# Oscar ii vs Musica



## Navisnen (Mar 13, 2017)

Hello all.

I have been comparing the Oscar ii and the Musica. Can anyone enlighten me on the differences? The differences that I can see are that the musica has: better dosing, pressure gage, water outlet, "cool" LED lights. That besides the slight size differences.

Is there something else I am missing? Thanks!


----------



## Mrboots2u (May 10, 2013)

Musica has an OPV as standard i think


----------



## Mrboots2u (May 10, 2013)

Plus google really is your friend.. 1st on the seach list

https://www.seattlecoffeegear.com/blog/2016/05/21/crew-comparison-nuova-simonelli-oscar-ii-vs-oscar/


----------



## Navisnen (Mar 13, 2017)

@Mrboots2u thanks for the heads up on the OPV.

I did Google. Saw that article but as it is oscar ii vs oscar it wasn't what I was looking for. I also found a oscar vs musica, but not an Oscar ii.


----------



## 4085 (Nov 23, 2012)

http://www.nuovasimonelli.it/en/prodotti/macchine-tradizionali/musica.html

http://www.nuovasimonelli.it/en/prodotti/macchine-tradizionali/4857-oscar-ii-eng.html

as far as I can tell, the M has a bigger water tank and a hot water tap but I have not read all the tech stuff


----------



## Jon (Dec 3, 2010)

Time vs Volumetric buttons?


----------



## Essewissa (Jan 27, 2017)

There are pretty much the same. It's possible to install opv in Oscar II, and it's cheap. Musica has a hot water dispenser and electronic preinfusion plus prettier chasis. Espresso and milk drinks will be the same quality from both machines. I think the Musica is not worth the asking price, she is almost twice the price.

^^^^

**Goal of the exercise**
Name each distinct user who posts in the Oscar ii vs Musica thread, listing each one once.

Records excerpted from a collection
^^^^

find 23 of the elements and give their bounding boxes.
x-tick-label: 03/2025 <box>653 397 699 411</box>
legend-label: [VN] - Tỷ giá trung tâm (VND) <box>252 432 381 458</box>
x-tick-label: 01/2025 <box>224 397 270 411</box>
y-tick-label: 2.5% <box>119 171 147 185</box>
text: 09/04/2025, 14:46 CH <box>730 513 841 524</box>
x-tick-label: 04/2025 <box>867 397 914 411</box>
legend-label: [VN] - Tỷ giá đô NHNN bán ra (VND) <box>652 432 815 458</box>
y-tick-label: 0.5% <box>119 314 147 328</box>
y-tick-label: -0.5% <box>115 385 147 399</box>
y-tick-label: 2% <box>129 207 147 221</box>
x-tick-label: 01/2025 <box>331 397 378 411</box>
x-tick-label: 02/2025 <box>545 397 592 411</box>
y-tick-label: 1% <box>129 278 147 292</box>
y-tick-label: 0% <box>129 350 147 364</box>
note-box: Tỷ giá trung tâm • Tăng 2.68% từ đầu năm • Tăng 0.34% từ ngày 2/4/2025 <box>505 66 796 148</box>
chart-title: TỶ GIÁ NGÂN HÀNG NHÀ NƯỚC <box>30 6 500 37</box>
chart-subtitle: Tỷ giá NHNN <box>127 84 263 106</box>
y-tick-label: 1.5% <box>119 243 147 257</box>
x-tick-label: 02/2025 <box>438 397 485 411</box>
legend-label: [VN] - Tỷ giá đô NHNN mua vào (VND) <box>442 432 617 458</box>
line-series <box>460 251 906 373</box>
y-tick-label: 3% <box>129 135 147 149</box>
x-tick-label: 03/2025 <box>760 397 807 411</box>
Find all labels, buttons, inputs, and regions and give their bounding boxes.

^^^^

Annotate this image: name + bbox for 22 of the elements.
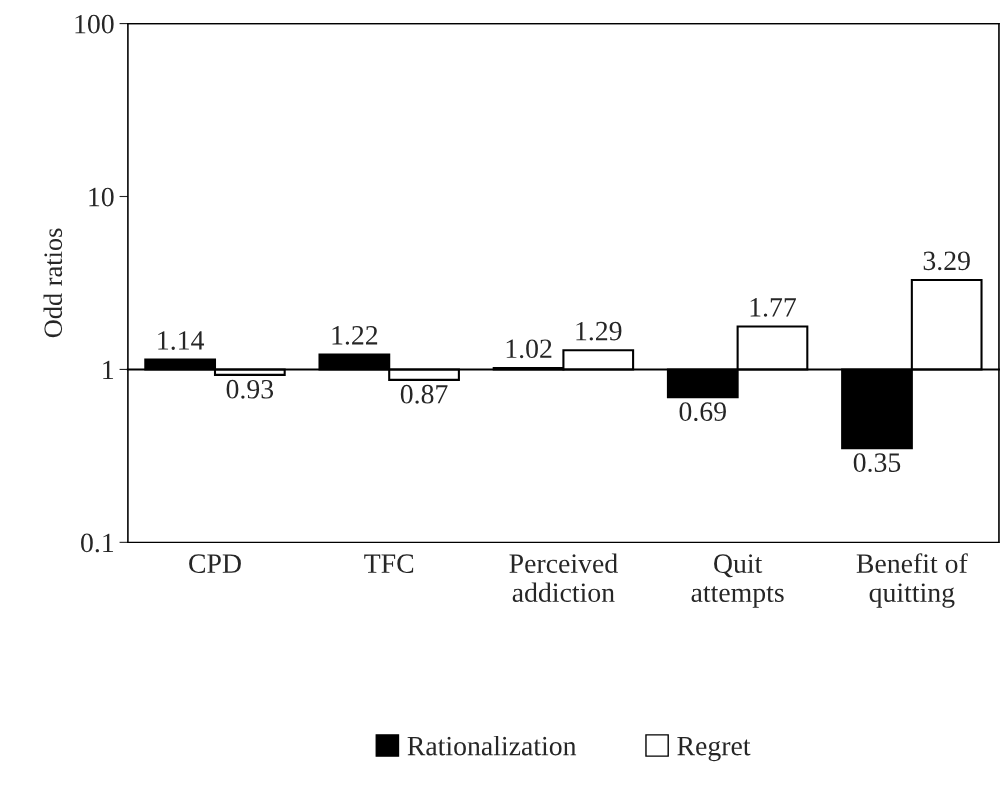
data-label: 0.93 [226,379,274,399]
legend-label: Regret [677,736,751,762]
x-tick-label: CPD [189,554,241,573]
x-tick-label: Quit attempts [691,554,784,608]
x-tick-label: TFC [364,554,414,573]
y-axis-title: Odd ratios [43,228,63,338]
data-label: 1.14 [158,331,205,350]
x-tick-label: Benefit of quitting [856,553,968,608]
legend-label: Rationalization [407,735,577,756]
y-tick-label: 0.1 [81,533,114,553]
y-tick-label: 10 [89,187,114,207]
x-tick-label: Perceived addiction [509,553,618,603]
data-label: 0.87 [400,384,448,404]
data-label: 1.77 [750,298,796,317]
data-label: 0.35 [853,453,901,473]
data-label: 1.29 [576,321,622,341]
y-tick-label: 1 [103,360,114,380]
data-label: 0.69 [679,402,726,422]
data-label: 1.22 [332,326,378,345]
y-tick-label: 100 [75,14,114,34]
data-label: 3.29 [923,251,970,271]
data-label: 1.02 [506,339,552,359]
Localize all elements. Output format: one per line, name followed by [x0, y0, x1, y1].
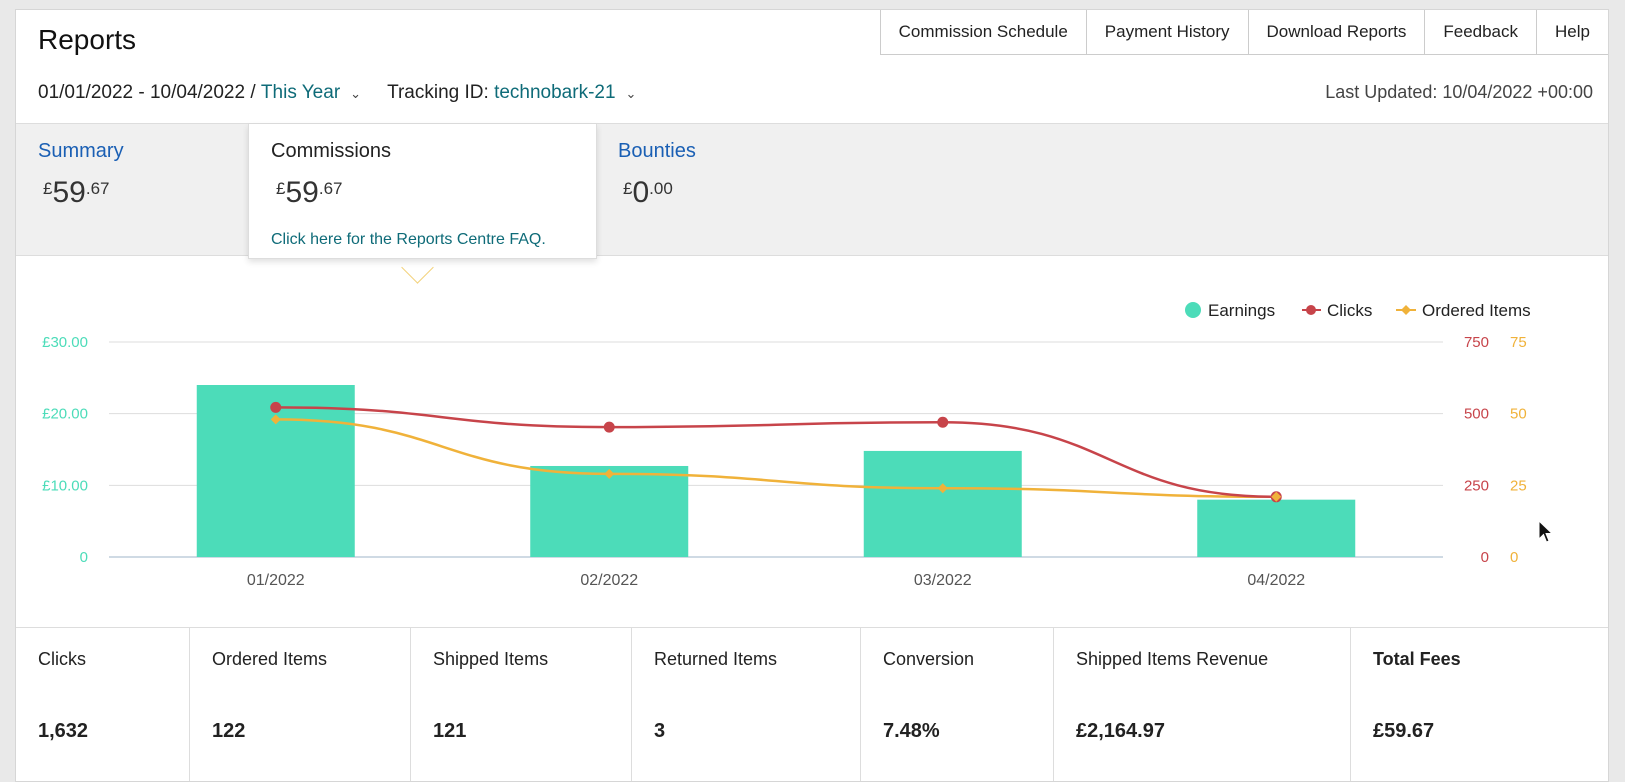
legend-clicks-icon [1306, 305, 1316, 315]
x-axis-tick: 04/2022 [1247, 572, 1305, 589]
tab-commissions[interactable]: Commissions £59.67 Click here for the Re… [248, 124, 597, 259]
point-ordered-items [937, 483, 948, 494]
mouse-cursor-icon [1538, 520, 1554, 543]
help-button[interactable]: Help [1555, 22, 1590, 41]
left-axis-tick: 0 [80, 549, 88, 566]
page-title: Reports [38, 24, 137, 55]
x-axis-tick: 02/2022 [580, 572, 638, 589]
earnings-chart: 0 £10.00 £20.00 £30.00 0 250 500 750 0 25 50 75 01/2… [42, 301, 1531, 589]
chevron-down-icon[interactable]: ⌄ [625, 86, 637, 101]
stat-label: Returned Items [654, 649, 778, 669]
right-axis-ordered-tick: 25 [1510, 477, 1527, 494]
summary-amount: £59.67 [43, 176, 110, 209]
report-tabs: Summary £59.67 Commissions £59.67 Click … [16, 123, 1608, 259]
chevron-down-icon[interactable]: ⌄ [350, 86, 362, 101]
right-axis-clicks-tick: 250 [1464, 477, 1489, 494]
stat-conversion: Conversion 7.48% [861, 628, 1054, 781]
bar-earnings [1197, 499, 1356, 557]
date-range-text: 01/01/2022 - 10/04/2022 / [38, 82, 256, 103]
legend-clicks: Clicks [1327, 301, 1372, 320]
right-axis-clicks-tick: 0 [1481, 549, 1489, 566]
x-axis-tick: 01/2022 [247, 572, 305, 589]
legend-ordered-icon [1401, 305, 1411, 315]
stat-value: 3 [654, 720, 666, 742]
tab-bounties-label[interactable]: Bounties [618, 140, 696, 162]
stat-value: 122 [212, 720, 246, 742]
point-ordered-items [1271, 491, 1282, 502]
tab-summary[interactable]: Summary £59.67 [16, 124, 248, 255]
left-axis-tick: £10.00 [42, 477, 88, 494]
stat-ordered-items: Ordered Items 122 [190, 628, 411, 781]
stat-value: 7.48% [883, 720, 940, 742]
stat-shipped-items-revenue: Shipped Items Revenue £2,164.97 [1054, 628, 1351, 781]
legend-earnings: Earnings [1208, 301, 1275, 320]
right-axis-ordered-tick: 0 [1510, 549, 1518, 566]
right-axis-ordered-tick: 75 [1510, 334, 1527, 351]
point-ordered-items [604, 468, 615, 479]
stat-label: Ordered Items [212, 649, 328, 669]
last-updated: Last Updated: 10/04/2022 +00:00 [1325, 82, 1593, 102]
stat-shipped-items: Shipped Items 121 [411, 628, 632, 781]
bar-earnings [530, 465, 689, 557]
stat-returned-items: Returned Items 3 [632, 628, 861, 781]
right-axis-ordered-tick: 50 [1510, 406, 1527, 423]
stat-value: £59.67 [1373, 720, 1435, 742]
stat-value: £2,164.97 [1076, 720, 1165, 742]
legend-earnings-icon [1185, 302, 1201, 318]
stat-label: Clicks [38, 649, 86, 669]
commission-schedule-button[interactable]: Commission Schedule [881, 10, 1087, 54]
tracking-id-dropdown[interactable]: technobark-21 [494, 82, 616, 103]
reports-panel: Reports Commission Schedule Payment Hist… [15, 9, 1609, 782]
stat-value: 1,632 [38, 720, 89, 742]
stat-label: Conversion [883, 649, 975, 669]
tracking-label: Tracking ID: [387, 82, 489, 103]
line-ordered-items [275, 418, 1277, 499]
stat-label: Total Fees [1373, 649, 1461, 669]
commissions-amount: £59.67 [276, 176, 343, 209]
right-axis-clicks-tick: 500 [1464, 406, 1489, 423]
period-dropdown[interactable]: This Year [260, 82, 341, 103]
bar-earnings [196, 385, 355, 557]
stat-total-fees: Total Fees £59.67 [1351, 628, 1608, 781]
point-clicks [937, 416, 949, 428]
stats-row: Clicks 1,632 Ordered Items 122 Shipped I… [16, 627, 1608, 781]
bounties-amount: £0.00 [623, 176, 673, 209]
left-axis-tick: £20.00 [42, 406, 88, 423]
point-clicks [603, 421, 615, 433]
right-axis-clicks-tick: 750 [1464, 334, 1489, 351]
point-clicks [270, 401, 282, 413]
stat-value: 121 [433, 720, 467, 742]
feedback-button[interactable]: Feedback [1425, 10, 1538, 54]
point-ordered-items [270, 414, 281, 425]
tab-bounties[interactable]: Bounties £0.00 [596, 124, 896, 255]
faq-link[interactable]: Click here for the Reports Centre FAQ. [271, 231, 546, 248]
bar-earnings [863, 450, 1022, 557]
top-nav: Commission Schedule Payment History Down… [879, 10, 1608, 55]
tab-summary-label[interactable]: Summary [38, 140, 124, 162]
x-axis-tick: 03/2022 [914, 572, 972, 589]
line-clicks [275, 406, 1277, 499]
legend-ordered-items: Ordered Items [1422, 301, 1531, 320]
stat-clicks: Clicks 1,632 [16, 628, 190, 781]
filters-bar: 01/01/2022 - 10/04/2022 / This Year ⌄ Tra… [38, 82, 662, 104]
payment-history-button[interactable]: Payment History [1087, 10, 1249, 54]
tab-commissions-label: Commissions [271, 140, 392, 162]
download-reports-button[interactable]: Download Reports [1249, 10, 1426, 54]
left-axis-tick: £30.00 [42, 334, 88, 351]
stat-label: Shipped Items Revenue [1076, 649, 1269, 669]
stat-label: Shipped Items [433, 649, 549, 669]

^^^^

**Answer to the exercise**
Navisnen, Mrboots2u, 4085, Jon, Essewissa